(A block of data)
::::::::::

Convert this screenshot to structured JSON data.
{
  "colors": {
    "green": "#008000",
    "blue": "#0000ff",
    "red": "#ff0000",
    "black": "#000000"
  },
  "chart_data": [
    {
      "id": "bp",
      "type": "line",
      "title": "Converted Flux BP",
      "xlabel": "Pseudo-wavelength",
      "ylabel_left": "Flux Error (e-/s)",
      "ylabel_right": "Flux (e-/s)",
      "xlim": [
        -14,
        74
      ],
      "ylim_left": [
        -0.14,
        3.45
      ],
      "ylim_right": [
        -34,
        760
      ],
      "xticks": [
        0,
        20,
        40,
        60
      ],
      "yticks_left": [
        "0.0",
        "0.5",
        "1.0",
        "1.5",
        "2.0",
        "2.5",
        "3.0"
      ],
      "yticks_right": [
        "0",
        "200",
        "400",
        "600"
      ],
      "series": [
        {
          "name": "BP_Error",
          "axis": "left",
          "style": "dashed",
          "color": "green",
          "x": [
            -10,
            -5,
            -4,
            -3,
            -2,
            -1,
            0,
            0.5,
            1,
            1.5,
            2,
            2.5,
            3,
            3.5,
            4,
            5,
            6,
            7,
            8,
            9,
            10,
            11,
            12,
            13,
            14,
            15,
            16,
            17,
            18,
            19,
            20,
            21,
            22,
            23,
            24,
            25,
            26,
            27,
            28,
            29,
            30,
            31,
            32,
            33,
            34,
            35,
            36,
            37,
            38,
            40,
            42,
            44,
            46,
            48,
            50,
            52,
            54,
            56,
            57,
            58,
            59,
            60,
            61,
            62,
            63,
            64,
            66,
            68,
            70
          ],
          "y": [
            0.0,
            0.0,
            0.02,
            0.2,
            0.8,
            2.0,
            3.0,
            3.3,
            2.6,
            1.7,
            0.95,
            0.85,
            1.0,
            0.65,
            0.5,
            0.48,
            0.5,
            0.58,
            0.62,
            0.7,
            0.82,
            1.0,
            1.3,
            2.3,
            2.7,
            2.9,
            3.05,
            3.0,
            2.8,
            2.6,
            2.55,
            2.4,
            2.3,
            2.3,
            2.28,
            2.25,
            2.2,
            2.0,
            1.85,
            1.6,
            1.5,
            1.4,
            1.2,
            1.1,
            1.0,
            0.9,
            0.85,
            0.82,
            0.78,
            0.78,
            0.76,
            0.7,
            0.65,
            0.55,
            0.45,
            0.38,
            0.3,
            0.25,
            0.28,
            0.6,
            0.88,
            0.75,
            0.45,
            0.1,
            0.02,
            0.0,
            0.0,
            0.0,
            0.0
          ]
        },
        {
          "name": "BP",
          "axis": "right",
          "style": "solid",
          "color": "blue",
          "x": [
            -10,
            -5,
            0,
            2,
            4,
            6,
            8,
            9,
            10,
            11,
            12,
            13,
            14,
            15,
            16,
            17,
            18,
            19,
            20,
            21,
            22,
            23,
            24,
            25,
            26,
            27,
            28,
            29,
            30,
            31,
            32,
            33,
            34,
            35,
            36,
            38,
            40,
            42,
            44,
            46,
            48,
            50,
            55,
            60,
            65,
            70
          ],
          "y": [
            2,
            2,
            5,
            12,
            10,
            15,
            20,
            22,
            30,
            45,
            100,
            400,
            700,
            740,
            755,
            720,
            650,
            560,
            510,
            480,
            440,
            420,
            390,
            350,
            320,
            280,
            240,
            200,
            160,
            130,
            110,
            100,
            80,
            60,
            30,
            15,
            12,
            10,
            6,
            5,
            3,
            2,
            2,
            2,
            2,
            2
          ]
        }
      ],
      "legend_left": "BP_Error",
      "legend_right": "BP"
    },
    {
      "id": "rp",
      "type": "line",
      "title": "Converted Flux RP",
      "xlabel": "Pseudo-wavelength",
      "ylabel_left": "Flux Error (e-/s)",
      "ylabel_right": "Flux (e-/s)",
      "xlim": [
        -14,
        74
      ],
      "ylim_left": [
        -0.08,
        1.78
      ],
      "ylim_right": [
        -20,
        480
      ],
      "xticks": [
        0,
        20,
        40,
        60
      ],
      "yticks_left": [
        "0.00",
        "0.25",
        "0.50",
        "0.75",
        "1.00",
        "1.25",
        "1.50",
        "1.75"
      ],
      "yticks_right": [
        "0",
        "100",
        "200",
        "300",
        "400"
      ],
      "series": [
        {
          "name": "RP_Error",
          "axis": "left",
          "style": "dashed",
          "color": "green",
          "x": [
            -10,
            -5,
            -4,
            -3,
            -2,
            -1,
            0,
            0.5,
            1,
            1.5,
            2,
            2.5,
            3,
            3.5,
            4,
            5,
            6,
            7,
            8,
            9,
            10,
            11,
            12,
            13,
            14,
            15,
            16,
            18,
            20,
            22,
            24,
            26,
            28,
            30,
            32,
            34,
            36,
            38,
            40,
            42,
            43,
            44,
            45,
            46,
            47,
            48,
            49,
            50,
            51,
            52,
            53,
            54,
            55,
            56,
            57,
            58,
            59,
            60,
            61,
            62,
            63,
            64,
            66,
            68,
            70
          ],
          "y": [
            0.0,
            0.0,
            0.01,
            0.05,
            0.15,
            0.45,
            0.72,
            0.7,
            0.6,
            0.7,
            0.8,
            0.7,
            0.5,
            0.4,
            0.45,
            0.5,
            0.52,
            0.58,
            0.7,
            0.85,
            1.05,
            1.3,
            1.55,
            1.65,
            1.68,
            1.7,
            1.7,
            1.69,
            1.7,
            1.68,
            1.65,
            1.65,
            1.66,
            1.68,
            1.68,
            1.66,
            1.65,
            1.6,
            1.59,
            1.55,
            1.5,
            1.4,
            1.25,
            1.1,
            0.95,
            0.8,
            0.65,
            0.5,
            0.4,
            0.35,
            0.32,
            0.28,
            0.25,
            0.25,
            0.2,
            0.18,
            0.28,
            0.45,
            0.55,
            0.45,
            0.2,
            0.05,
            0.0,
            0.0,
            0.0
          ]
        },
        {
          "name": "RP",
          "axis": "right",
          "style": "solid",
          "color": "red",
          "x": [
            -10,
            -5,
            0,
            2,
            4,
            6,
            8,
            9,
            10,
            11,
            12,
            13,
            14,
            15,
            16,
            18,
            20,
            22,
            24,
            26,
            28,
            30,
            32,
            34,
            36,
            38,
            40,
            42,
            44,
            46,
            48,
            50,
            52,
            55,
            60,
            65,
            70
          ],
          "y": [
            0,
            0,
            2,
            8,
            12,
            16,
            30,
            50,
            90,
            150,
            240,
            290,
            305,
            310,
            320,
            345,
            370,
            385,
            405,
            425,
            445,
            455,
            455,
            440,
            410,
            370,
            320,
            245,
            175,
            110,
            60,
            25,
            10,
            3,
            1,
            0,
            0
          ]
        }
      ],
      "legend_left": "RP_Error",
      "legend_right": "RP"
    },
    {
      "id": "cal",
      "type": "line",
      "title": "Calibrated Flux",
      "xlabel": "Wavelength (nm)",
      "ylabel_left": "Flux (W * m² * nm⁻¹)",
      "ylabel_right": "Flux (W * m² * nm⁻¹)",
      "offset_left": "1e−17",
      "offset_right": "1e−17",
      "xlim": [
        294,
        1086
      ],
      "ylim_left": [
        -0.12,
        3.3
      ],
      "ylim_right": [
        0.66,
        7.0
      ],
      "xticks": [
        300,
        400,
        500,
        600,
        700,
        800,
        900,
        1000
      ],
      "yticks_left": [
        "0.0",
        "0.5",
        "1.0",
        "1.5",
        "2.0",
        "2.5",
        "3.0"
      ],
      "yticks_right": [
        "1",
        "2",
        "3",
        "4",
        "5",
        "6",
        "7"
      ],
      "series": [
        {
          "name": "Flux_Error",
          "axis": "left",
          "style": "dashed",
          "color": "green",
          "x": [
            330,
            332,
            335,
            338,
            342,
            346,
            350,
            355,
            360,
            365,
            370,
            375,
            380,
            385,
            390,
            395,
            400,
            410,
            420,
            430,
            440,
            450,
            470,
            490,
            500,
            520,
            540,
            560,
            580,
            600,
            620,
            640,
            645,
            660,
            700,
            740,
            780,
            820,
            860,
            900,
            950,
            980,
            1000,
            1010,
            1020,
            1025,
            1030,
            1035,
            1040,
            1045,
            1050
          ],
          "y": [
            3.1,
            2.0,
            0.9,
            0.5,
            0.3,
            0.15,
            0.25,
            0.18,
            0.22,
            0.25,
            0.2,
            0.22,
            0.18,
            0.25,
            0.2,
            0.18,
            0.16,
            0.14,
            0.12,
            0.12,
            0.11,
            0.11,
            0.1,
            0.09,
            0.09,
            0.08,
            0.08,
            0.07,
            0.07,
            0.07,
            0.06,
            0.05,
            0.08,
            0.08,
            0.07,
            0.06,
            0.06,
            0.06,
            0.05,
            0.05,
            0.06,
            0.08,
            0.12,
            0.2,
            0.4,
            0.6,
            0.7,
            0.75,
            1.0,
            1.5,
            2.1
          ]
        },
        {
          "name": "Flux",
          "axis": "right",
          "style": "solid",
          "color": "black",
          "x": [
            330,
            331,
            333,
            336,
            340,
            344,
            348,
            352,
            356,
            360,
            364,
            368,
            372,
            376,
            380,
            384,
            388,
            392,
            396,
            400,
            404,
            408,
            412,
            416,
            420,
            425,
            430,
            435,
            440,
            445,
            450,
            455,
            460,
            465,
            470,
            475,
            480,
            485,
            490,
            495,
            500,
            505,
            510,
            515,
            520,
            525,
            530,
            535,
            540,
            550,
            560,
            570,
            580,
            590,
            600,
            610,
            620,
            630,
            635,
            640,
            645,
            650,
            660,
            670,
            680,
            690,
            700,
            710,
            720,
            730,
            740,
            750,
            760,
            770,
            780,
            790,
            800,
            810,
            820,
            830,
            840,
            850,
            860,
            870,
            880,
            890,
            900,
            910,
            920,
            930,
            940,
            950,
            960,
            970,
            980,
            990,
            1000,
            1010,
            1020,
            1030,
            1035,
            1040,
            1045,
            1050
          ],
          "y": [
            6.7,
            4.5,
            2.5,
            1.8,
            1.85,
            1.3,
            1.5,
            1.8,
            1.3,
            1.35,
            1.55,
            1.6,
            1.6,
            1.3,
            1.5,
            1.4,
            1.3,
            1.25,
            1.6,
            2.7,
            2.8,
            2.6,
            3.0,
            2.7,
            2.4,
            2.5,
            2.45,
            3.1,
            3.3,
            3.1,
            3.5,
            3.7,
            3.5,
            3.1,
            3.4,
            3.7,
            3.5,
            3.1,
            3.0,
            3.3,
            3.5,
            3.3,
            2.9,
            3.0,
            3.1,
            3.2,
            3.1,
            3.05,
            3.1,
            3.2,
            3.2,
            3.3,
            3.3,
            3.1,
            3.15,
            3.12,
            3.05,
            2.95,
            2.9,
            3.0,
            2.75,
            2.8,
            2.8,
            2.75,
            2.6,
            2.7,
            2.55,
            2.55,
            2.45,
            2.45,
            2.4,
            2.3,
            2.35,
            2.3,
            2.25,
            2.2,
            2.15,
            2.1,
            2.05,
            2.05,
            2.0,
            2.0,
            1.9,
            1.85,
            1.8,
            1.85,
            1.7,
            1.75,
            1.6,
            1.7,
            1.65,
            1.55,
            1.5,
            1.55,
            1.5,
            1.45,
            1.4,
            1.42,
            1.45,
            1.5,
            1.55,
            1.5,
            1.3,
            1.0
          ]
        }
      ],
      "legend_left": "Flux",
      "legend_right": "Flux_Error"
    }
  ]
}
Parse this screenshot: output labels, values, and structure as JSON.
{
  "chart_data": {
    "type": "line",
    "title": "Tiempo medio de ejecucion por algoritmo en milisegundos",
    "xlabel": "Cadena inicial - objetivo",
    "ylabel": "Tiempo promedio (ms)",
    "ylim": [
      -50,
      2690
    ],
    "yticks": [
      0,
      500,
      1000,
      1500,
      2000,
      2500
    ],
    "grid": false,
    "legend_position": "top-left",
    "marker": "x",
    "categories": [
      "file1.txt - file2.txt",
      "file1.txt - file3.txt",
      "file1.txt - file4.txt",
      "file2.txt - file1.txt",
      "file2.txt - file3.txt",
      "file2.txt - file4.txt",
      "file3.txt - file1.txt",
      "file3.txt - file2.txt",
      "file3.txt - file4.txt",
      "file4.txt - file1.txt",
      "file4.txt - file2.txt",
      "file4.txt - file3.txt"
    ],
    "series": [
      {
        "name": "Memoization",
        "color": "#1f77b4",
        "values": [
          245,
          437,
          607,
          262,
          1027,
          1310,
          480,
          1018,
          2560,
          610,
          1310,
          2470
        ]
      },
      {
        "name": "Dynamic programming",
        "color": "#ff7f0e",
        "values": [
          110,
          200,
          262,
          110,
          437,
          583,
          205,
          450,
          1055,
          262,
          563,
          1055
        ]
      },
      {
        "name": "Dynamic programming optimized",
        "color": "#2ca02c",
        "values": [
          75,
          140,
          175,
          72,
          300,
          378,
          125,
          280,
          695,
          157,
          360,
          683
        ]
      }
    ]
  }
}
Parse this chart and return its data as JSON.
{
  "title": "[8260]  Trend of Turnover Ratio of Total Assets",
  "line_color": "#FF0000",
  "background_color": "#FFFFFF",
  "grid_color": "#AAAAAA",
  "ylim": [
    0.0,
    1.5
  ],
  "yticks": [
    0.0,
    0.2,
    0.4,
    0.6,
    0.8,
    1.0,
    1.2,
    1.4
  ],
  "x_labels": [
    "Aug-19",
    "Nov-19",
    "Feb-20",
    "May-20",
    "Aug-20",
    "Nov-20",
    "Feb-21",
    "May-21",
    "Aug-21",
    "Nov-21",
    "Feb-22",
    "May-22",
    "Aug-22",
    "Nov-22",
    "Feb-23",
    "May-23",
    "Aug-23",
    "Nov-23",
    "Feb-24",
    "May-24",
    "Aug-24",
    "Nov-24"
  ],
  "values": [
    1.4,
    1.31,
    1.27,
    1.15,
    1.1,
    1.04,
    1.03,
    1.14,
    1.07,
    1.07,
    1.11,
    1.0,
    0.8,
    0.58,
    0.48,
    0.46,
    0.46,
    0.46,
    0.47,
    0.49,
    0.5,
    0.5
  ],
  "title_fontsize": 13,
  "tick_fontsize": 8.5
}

::::::::::

AIM:
Of the lines above, how many include the word "screenshot"? Reply with the number alone.

EXPECTED ANSWER:
2